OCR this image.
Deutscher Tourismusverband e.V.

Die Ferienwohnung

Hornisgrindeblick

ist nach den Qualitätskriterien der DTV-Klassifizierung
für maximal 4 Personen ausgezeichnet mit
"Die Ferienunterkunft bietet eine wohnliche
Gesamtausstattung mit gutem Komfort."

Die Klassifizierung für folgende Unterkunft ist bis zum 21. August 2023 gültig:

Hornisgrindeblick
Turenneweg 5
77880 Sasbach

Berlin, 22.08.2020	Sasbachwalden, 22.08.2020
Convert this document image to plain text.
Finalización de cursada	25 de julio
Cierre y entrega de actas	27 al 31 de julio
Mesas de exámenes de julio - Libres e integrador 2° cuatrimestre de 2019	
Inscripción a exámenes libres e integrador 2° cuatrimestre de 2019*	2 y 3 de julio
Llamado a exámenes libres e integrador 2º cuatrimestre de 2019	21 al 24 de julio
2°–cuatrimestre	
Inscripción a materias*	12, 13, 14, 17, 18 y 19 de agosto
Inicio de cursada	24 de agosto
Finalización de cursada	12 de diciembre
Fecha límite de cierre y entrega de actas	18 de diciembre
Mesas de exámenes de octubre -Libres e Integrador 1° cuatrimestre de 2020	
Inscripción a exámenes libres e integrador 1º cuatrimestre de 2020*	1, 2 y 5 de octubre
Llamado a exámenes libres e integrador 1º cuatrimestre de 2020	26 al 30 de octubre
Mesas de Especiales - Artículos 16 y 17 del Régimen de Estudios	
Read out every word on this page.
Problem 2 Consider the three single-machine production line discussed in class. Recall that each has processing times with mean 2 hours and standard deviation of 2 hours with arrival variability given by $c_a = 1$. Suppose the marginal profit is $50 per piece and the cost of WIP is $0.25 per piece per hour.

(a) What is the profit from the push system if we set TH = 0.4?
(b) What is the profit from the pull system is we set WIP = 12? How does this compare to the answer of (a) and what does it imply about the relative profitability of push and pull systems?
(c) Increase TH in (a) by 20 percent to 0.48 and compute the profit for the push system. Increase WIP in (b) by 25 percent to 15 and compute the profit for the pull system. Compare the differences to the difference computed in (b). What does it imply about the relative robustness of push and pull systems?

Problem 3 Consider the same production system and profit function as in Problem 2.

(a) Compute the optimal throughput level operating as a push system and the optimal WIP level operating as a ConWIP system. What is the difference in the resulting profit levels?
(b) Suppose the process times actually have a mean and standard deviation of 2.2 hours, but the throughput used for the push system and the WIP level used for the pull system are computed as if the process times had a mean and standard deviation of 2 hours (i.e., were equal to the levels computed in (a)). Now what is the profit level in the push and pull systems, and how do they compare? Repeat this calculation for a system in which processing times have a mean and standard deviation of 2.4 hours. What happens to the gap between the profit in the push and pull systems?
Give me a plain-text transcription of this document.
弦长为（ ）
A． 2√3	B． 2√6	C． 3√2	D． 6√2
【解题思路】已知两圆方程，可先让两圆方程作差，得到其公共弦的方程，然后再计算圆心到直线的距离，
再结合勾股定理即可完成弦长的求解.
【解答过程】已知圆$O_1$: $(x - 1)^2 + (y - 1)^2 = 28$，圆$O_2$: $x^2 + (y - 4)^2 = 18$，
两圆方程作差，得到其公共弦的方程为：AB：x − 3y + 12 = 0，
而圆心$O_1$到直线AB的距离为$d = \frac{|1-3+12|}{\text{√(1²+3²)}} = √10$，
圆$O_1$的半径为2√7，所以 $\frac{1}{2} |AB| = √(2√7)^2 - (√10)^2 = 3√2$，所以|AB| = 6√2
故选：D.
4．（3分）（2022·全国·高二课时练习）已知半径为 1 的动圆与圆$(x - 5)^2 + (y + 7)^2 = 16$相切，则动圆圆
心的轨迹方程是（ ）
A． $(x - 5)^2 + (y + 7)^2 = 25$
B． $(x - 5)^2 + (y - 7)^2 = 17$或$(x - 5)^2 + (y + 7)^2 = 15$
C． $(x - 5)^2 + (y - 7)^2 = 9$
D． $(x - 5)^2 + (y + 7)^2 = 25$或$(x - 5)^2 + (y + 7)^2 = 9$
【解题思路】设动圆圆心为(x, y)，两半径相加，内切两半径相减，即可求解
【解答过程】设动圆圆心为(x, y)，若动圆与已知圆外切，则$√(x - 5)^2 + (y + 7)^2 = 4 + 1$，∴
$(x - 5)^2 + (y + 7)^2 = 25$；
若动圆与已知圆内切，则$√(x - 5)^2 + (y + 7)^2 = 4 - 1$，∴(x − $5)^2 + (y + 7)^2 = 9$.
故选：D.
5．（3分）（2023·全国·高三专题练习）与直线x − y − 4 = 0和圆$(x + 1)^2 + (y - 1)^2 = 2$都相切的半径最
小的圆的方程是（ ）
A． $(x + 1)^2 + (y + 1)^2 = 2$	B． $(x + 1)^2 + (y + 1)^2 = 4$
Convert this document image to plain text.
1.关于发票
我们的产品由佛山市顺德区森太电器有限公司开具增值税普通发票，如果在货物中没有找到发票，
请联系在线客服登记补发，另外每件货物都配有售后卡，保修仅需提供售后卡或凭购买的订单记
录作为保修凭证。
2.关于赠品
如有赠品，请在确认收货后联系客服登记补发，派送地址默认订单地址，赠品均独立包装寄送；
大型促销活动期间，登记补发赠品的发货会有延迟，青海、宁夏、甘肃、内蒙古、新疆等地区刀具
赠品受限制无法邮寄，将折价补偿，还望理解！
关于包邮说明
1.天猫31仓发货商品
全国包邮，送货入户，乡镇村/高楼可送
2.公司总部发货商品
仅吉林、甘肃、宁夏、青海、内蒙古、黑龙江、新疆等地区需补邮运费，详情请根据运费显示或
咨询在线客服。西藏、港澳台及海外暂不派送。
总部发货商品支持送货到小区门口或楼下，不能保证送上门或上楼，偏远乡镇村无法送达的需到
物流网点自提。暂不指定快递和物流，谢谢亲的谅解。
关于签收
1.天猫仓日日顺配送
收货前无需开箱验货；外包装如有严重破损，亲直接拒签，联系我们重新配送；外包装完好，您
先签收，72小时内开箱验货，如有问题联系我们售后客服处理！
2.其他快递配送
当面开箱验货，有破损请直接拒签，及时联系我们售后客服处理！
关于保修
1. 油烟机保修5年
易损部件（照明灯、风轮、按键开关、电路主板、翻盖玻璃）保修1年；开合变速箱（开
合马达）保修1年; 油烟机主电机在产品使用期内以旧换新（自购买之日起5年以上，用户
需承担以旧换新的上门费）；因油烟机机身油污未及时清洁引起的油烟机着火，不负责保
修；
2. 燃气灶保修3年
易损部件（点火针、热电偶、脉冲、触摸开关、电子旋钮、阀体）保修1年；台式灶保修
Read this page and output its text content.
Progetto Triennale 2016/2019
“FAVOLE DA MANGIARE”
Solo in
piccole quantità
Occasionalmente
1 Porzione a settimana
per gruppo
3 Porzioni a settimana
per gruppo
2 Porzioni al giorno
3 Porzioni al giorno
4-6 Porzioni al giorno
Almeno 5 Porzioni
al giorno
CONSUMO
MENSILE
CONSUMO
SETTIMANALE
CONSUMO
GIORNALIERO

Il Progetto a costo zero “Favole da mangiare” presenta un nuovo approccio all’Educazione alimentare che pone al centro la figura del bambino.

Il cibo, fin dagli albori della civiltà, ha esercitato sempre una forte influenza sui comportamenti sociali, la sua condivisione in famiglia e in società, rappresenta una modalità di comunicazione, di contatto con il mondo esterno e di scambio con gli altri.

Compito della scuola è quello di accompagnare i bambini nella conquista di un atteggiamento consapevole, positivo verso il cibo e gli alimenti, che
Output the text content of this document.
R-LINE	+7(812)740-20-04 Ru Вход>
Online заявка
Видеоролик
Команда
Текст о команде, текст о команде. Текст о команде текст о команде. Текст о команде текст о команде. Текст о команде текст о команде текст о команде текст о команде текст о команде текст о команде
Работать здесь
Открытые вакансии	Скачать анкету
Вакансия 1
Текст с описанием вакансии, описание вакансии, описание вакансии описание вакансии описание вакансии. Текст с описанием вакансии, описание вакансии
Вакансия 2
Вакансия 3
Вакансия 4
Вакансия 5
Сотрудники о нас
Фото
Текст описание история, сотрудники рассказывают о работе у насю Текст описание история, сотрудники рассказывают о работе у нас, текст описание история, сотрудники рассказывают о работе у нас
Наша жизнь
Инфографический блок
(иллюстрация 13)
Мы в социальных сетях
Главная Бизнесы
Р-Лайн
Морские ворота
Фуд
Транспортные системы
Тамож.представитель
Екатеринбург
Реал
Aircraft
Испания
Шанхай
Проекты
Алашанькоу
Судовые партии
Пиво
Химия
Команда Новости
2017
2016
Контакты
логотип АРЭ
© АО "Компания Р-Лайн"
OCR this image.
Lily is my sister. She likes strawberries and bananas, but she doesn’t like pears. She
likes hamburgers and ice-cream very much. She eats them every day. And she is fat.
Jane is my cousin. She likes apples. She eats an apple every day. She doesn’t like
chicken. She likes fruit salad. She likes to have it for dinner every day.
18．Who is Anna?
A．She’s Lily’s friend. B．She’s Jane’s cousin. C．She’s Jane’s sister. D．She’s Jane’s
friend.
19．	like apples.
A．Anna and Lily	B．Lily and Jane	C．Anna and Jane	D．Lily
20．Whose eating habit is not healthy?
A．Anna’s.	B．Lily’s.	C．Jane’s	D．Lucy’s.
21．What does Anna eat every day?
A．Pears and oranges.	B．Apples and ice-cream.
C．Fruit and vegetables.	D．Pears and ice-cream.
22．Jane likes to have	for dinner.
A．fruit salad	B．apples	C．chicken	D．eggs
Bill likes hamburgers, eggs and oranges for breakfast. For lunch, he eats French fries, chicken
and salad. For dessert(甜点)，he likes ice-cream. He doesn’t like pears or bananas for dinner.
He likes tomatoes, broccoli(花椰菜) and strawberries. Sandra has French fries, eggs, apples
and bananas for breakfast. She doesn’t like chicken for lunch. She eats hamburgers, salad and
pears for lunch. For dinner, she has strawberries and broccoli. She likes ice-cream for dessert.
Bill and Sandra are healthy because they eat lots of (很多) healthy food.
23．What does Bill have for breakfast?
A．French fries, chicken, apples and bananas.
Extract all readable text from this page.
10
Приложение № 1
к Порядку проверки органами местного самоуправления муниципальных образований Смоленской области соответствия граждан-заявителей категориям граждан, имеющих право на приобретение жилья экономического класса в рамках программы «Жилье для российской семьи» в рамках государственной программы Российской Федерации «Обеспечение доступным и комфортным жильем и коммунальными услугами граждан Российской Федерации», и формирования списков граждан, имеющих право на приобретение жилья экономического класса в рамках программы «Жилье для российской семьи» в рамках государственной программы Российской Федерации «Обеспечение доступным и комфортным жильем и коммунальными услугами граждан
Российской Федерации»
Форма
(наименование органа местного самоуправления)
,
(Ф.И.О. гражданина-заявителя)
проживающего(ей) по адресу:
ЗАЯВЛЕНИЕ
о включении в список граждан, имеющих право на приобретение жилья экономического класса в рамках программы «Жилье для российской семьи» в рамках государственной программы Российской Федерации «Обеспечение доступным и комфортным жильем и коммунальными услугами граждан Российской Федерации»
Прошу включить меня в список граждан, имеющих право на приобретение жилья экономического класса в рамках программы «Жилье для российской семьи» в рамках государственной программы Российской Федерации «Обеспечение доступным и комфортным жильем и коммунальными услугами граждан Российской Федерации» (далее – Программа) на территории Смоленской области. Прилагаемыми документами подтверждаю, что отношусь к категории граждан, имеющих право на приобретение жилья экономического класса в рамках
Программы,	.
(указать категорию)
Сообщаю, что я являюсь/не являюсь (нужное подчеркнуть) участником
##############################
● Direction
Copy every line of the records above that holds the word "French".

● Right answer
Bill likes hamburgers, eggs and oranges for breakfast. For lunch, he eats French fries, chicken
He likes tomatoes, broccoli(花椰菜) and strawberries. Sandra has French fries, eggs, apples
A．French fries, chicken, apples and bananas.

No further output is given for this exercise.